PROBLEM DESCRIPTION | Below is a block of records; repeat each one exactly.

DATA PROVIDED |
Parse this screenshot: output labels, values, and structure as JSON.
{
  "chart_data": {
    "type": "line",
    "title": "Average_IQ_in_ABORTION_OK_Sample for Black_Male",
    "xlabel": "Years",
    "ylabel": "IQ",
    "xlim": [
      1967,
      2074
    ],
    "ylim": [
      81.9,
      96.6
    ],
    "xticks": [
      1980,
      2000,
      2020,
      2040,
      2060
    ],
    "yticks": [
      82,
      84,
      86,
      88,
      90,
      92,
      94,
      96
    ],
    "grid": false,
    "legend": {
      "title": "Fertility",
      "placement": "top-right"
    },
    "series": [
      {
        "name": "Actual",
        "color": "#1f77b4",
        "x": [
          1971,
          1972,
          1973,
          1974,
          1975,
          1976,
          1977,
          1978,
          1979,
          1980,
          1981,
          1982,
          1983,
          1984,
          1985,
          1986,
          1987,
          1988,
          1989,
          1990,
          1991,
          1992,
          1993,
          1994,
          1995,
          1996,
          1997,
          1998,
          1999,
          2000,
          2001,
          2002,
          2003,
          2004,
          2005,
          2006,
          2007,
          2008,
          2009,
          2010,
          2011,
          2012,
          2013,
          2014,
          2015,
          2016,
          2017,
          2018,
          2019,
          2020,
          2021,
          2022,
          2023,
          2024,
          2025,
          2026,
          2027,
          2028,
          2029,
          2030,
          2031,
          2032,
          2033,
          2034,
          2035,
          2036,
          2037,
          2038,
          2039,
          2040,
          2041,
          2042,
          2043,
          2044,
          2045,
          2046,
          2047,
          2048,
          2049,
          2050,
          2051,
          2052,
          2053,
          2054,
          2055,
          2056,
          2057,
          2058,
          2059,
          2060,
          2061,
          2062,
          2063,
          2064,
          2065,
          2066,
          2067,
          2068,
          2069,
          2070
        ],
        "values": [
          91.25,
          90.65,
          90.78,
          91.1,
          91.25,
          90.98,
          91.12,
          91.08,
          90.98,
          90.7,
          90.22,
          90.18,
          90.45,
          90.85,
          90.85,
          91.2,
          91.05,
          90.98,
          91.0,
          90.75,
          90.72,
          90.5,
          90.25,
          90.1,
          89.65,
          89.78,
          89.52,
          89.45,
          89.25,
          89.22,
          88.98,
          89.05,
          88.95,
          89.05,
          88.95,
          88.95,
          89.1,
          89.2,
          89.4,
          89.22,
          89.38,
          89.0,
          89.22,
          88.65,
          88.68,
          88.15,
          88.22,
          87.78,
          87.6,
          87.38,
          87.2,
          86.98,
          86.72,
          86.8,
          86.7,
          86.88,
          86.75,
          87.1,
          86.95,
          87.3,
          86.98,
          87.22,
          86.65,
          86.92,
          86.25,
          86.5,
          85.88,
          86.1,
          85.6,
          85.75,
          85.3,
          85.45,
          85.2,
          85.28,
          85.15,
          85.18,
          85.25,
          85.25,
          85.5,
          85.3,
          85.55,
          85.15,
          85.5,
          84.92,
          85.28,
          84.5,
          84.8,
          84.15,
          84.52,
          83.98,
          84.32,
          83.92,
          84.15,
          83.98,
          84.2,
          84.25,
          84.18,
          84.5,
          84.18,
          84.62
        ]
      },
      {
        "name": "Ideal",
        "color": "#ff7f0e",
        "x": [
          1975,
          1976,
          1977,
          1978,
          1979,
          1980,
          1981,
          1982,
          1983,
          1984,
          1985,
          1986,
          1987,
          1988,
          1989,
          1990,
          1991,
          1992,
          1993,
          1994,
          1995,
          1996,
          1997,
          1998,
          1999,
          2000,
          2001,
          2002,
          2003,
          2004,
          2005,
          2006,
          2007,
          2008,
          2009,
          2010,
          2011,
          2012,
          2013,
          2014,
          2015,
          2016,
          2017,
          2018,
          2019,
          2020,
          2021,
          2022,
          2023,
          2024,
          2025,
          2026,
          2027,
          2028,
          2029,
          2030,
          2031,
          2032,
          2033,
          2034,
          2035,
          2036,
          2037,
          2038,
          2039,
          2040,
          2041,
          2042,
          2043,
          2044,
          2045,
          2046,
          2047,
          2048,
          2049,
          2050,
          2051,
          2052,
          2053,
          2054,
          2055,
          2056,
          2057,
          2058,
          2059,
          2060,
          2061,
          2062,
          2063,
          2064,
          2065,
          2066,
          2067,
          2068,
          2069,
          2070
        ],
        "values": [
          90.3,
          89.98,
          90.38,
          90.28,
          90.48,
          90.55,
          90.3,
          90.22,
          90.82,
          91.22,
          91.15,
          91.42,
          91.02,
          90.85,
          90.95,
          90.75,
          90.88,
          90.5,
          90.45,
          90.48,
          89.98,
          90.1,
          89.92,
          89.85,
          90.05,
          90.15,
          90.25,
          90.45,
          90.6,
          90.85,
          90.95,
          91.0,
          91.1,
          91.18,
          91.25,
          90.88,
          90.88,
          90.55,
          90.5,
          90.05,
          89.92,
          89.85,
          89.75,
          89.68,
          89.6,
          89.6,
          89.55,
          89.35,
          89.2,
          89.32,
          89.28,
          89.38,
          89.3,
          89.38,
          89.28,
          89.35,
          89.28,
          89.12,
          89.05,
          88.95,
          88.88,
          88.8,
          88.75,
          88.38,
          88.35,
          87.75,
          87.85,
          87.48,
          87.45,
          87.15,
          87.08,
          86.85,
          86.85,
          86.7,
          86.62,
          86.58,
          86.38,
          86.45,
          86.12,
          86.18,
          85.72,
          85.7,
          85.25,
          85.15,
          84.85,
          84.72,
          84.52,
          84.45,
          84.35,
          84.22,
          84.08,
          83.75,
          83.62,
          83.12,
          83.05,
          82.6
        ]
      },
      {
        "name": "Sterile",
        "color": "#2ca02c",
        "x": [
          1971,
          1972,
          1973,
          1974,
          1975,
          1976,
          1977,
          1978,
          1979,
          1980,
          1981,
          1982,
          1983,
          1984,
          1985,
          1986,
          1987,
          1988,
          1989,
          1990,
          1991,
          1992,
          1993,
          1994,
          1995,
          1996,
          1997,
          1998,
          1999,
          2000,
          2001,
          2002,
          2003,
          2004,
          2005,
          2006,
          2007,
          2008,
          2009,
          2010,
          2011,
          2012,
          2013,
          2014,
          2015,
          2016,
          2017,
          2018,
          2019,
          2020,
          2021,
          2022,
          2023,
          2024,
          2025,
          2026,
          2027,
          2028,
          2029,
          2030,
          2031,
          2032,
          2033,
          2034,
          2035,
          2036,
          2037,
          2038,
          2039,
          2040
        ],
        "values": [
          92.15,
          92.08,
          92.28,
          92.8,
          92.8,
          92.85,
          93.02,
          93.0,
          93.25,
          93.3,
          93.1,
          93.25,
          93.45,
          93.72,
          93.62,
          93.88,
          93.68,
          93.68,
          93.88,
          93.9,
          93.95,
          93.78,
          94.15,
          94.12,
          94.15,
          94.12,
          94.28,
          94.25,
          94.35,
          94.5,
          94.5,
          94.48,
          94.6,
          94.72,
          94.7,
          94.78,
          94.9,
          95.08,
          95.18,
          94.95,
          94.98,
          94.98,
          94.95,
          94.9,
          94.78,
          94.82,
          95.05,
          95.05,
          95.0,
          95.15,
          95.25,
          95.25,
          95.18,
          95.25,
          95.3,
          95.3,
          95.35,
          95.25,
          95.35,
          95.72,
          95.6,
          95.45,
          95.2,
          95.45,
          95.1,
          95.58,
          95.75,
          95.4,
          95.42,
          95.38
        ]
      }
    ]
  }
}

SOLVED EXERCISE |
Parse this screenshot: output labels, values, and structure as JSON.
{
  "chart_data": {
    "type": "line",
    "title": "Average_IQ_in_ABORTION_OK_Sample for Black_Male",
    "xlabel": "Years",
    "ylabel": "IQ",
    "xlim": [
      1967,
      2074
    ],
    "ylim": [
      81.9,
      96.6
    ],
    "xticks": [
      1980,
      2000,
      2020,
      2040,
      2060
    ],
    "yticks": [
      82,
      84,
      86,
      88,
      90,
      92,
      94,
      96
    ],
    "grid": false,
    "legend": {
      "title": "Fertility",
      "placement": "top-right"
    },
    "series": [
      {
        "name": "Actual",
        "color": "#1f77b4",
        "x": [
          1971,
          1972,
          1973,
          1974,
          1975,
          1976,
          1977,
          1978,
          1979,
          1980,
          1981,
          1982,
          1983,
          1984,
          1985,
          1986,
          1987,
          1988,
          1989,
          1990,
          1991,
          1992,
          1993,
          1994,
          1995,
          1996,
          1997,
          1998,
          1999,
          2000,
          2001,
          2002,
          2003,
          2004,
          2005,
          2006,
          2007,
          2008,
          2009,
          2010,
          2011,
          2012,
          2013,
          2014,
          2015,
          2016,
          2017,
          2018,
          2019,
          2020,
          2021,
          2022,
          2023,
          2024,
          2025,
          2026,
          2027,
          2028,
          2029,
          2030,
          2031,
          2032,
          2033,
          2034,
          2035,
          2036,
          2037,
          2038,
          2039,
          2040,
          2041,
          2042,
          2043,
          2044,
          2045,
          2046,
          2047,
          2048,
          2049,
          2050,
          2051,
          2052,
          2053,
          2054,
          2055,
          2056,
          2057,
          2058,
          2059,
          2060,
          2061,
          2062,
          2063,
          2064,
          2065,
          2066,
          2067,
          2068,
          2069,
          2070
        ],
        "values": [
          91.25,
          90.65,
          90.78,
          91.1,
          91.25,
          90.98,
          91.12,
          91.08,
          90.98,
          90.7,
          90.22,
          90.18,
          90.45,
          90.85,
          90.85,
          91.2,
          91.05,
          90.98,
          91.0,
          90.75,
          90.72,
          90.5,
          90.25,
          90.1,
          89.65,
          89.78,
          89.52,
          89.45,
          89.25,
          89.22,
          88.98,
          89.05,
          88.95,
          89.05,
          88.95,
          88.95,
          89.1,
          89.2,
          89.4,
          89.22,
          89.38,
          89.0,
          89.22,
          88.65,
          88.68,
          88.15,
          88.22,
          87.78,
          87.6,
          87.38,
          87.2,
          86.98,
          86.72,
          86.8,
          86.7,
          86.88,
          86.75,
          87.1,
          86.95,
          87.3,
          86.98,
          87.22,
          86.65,
          86.92,
          86.25,
          86.5,
          85.88,
          86.1,
          85.6,
          85.75,
          85.3,
          85.45,
          85.2,
          85.28,
          85.15,
          85.18,
          85.25,
          85.25,
          85.5,
          85.3,
          85.55,
          85.15,
          85.5,
          84.92,
          85.28,
          84.5,
          84.8,
          84.15,
          84.52,
          83.98,
          84.32,
          83.92,
          84.15,
          83.98,
          84.2,
          84.25,
          84.18,
          84.5,
          84.18,
          84.62
        ]
      },
      {
        "name": "Ideal",
        "color": "#ff7f0e",
        "x": [
          1975,
          1976,
          1977,
          1978,
          1979,
          1980,
          1981,
          1982,
          1983,
          1984,
          1985,
          1986,
          1987,
          1988,
          1989,
          1990,
          1991,
          1992,
          1993,
          1994,
          1995,
          1996,
          1997,
          1998,
          1999,
          2000,
          2001,
          2002,
          2003,
          2004,
          2005,
          2006,
          2007,
          2008,
          2009,
          2010,
          2011,
          2012,
          2013,
          2014,
          2015,
          2016,
          2017,
          2018,
          2019,
          2020,
          2021,
          2022,
          2023,
          2024,
          2025,
          2026,
          2027,
          2028,
          2029,
          2030,
          2031,
          2032,
          2033,
          2034,
          2035,
          2036,
          2037,
          2038,
          2039,
          2040,
          2041,
          2042,
          2043,
          2044,
          2045,
          2046,
          2047,
          2048,
          2049,
          2050,
          2051,
          2052,
          2053,
          2054,
          2055,
          2056,
          2057,
          2058,
          2059,
          2060,
          2061,
          2062,
          2063,
          2064,
          2065,
          2066,
          2067,
          2068,
          2069,
          2070
        ],
        "values": [
          90.3,
          89.98,
          90.38,
          90.28,
          90.48,
          90.55,
          90.3,
          90.22,
          90.82,
          91.22,
          91.15,
          91.42,
          91.02,
          90.85,
          90.95,
          90.75,
          90.88,
          90.5,
          90.45,
          90.48,
          89.98,
          90.1,
          89.92,
          89.85,
          90.05,
          90.15,
          90.25,
          90.45,
          90.6,
          90.85,
          90.95,
          91.0,
          91.1,
          91.18,
          91.25,
          90.88,
          90.88,
          90.55,
          90.5,
          90.05,
          89.92,
          89.85,
          89.75,
          89.68,
          89.6,
          89.6,
          89.55,
          89.35,
          89.2,
          89.32,
          89.28,
          89.38,
          89.3,
          89.38,
          89.28,
          89.35,
          89.28,
          89.12,
          89.05,
          88.95,
          88.88,
          88.8,
          88.75,
          88.38,
          88.35,
          87.75,
          87.85,
          87.48,
          87.45,
          87.15,
          87.08,
          86.85,
          86.85,
          86.7,
          86.62,
          86.58,
          86.38,
          86.45,
          86.12,
          86.18,
          85.72,
          85.7,
          85.25,
          85.15,
          84.85,
          84.72,
          84.52,
          84.45,
          84.35,
          84.22,
          84.08,
          83.75,
          83.62,
          83.12,
          83.05,
          82.6
        ]
      },
      {
        "name": "Sterile",
        "color": "#2ca02c",
        "x": [
          1971,
          1972,
          1973,
          1974,
          1975,
          1976,
          1977,
          1978,
          1979,
          1980,
          1981,
          1982,
          1983,
          1984,
          1985,
          1986,
          1987,
          1988,
          1989,
          1990,
          1991,
          1992,
          1993,
          1994,
          1995,
          1996,
          1997,
          1998,
          1999,
          2000,
          2001,
          2002,
          2003,
          2004,
          2005,
          2006,
          2007,
          2008,
          2009,
          2010,
          2011,
          2012,
          2013,
          2014,
          2015,
          2016,
          2017,
          2018,
          2019,
          2020,
          2021,
          2022,
          2023,
          2024,
          2025,
          2026,
          2027,
          2028,
          2029,
          2030,
          2031,
          2032,
          2033,
          2034,
          2035,
          2036,
          2037,
          2038,
          2039,
          2040
        ],
        "values": [
          92.15,
          92.08,
          92.28,
          92.8,
          92.8,
          92.85,
          93.02,
          93.0,
          93.25,
          93.3,
          93.1,
          93.25,
          93.45,
          93.72,
          93.62,
          93.88,
          93.68,
          93.68,
          93.88,
          93.9,
          93.95,
          93.78,
          94.15,
          94.12,
          94.15,
          94.12,
          94.28,
          94.25,
          94.35,
          94.5,
          94.5,
          94.48,
          94.6,
          94.72,
          94.7,
          94.78,
          94.9,
          95.08,
          95.18,
          94.95,
          94.98,
          94.98,
          94.95,
          94.9,
          94.78,
          94.82,
          95.05,
          95.05,
          95.0,
          95.15,
          95.25,
          95.25,
          95.18,
          95.25,
          95.3,
          95.3,
          95.35,
          95.25,
          95.35,
          95.72,
          95.6,
          95.45,
          95.2,
          95.45,
          95.1,
          95.58,
          95.75,
          95.4,
          95.42,
          95.38
        ]
      }
    ]
  }
}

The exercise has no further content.